Consignes:
**a.** Répondez à ces questions d'après le texte sur la privacy ci-dessous :
(i) Dans quelle revue l'article de Woodrow Hartzog a-t-il paru ?
(ii) Depuis quelle époque diverses définitions de la privacy ont-elles été données ?
(iii) Sur quelles trois notions certaines définitions sont-elles axées ?
**b.** Résumez en deux phrases le texte sur la privacy qui suit.
**c.** D'après le texte sur la privacy ci-dessous, pourquoi une seule conceptualisation très large de la privacy n'est-elle pas utile en droit ? Répondez en deux ou trois phrases.

Texte présenté:
---------------

L’impact des travaux de Daniel J. Solove sur l’appréhension de la privacy
Dans un article publié récemment dans The University of Chicago Law Review, intitulé « What is Privacy ? That’s the Wrong Question », Woodrow Hartzog, Professeur en droit et en informatique à l’Université de Northeastern (USA) revient sur la notion de privacy. Il se base en particulier sur les travaux réalisés par Daniel J. Solove.
L’objet de l’article de Hartzog est de montrer que les contours de la notion de privacy sont tout autant larges que flous. Arrêter une définition immuable serait inopportun. Dans la suite de la présente contribution, nous décidons volontairement de ne pas utiliser de traduction française de la privacy afin de rester fidèle aux termes propres de l’auteur. Utiliser les termes de vie privée ou de confidentialité serait bancal pour les propos de cette contribution.
Hartzog se souvient des diverses définitions de la privacy données par ses étudiants lors de ses premiers cours de protection des données. Il constate ainsi que chacun se fait sa propre idée de ce qu’englobe ce terme et que, bien que toutes ces visions ne soient pas fausses, ces dernières n’embrassent pas la notion dans son ensemble.
Il explique qu’en réalité, diverses définitions de la privacy ont été données depuis la fin du xixe siècle, celles-ci se rapportant à la liberté d’opinion, au contrôle de son corps ou à la maîtrise de ses données, au droit de vivre sa vie en paix, à l’absence de surveillance, à la protection de sa réputation ou encore aux garanties générales de procédure. Certaines définitions sont plutôt axées sur l’autonomie de la personne concernée, alors que d’autres le sont sur son intimité ou sa dignité.
L’auteur est également d’avis que le fait d’avoir une seule conceptualisation très large de la privacy n’est pas utile en droit. Le législateur adopterait dans ce cas des règles trop vagues, les entreprises pourraient se vanter de respecter la privacy telle que conceptualisée alors qu’elles occulteraient des problèmes non inclus dans cette vision. De manière générale, les discussions tenues à propos de la privacy pourraient ne déboucher sur aucun résultat simplement du fait que les personnes ne partagent pas la même notion de la privacy.

---------------

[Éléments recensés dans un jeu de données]
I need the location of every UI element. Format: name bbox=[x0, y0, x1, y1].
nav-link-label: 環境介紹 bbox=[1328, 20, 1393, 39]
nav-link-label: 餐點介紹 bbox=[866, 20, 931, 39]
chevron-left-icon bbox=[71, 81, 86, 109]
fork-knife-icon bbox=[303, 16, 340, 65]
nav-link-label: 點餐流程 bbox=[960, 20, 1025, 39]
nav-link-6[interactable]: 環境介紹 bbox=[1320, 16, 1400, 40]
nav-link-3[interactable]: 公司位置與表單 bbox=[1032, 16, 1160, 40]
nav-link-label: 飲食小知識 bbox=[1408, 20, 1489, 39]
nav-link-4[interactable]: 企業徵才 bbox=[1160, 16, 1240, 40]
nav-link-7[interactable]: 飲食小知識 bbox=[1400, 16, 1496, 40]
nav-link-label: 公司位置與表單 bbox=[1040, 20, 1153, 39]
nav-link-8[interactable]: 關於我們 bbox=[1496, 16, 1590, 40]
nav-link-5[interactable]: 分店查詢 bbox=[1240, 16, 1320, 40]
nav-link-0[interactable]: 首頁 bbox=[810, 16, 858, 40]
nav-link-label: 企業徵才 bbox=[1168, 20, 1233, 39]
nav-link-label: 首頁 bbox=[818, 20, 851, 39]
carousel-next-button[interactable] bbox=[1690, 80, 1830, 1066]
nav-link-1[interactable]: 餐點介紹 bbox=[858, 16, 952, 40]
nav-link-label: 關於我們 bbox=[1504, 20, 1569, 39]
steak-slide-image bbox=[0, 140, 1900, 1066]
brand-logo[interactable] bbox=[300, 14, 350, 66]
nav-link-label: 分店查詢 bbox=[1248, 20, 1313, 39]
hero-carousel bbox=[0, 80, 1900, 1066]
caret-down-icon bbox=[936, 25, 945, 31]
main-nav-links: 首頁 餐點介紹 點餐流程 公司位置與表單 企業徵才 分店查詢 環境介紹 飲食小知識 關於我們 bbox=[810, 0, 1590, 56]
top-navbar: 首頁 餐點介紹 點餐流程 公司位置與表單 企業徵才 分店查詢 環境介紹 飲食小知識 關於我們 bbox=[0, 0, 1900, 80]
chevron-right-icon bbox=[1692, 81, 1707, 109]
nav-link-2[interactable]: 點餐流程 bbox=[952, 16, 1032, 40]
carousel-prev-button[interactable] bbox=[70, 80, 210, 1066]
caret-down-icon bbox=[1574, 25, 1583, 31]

---------------

Corrigés:
**a.**
(i) The University of Chicago Law Review.
(ii) Depuis la fin du xixe siècle.
(iii) L'autonomie, l'intimité et la dignité de la personne concernée.

**b.** S'appuyant sur les travaux de Daniel J. Solove, Woodrow Hartzog montre que la notion de privacy a des contours larges et flous, et que les nombreuses définitions proposées depuis la fin du xixe siècle n'en saisissent chacune qu'une partie. Selon lui, une conception unique et très large ne serait pas utile en droit, car elle mènerait à des règles vagues et à des discussions sans résultat.

**c.** Le législateur adopterait des règles trop vagues, et les entreprises pourraient se vanter de respecter la privacy ainsi conçue tout en occultant des problèmes qu'elle n'inclut pas. De plus, les discussions sur la privacy pourraient n'aboutir à rien, simplement parce que les personnes n'en partagent pas la même notion.